┏━━

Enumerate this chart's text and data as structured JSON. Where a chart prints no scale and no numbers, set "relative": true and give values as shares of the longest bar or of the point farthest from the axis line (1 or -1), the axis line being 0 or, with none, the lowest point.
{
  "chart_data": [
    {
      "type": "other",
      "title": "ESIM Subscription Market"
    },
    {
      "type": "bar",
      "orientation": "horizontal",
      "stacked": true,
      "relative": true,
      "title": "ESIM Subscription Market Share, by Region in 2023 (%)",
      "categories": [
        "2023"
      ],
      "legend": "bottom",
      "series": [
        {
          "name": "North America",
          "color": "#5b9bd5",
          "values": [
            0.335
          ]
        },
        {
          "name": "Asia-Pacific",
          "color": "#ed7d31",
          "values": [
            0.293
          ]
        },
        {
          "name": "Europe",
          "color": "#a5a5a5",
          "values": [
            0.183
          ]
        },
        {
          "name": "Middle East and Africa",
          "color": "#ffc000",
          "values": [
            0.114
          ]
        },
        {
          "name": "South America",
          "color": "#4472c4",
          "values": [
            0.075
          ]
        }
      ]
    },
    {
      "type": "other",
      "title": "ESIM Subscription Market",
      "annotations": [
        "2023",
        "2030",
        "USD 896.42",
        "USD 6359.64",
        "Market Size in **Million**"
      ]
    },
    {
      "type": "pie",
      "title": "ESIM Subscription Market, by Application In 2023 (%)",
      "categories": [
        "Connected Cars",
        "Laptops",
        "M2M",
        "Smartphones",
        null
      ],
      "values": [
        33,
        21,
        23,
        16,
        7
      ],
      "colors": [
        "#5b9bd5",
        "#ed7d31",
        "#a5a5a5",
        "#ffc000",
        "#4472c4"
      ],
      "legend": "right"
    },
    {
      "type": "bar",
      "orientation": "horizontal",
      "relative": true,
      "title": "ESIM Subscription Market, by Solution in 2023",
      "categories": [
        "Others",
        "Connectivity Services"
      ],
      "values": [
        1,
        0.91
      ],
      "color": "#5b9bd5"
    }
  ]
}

┗━━

**TASK TO CARRY OUT:**
Print all of the entries again, exactly as written.

**RESULT FOR THIS EXERCISE:**
Enumerate this chart's text and data as structured JSON. Where a chart prints no scale and no numbers, set "relative": true and give values as shares of the longest bar or of the point farthest from the axis line (1 or -1), the axis line being 0 or, with none, the lowest point.
{
  "chart_data": [
    {
      "type": "other",
      "title": "ESIM Subscription Market"
    },
    {
      "type": "bar",
      "orientation": "horizontal",
      "stacked": true,
      "relative": true,
      "title": "ESIM Subscription Market Share, by Region in 2023 (%)",
      "categories": [
        "2023"
      ],
      "legend": "bottom",
      "series": [
        {
          "name": "North America",
          "color": "#5b9bd5",
          "values": [
            0.335
          ]
        },
        {
          "name": "Asia-Pacific",
          "color": "#ed7d31",
          "values": [
            0.293
          ]
        },
        {
          "name": "Europe",
          "color": "#a5a5a5",
          "values": [
            0.183
          ]
        },
        {
          "name": "Middle East and Africa",
          "color": "#ffc000",
          "values": [
            0.114
          ]
        },
        {
          "name": "South America",
          "color": "#4472c4",
          "values": [
            0.075
          ]
        }
      ]
    },
    {
      "type": "other",
      "title": "ESIM Subscription Market",
      "annotations": [
        "2023",
        "2030",
        "USD 896.42",
        "USD 6359.64",
        "Market Size in **Million**"
      ]
    },
    {
      "type": "pie",
      "title": "ESIM Subscription Market, by Application In 2023 (%)",
      "categories": [
        "Connected Cars",
        "Laptops",
        "M2M",
        "Smartphones",
        null
      ],
      "values": [
        33,
        21,
        23,
        16,
        7
      ],
      "colors": [
        "#5b9bd5",
        "#ed7d31",
        "#a5a5a5",
        "#ffc000",
        "#4472c4"
      ],
      "legend": "right"
    },
    {
      "type": "bar",
      "orientation": "horizontal",
      "relative": true,
      "title": "ESIM Subscription Market, by Solution in 2023",
      "categories": [
        "Others",
        "Connectivity Services"
      ],
      "values": [
        1,
        0.91
      ],
      "color": "#5b9bd5"
    }
  ]
}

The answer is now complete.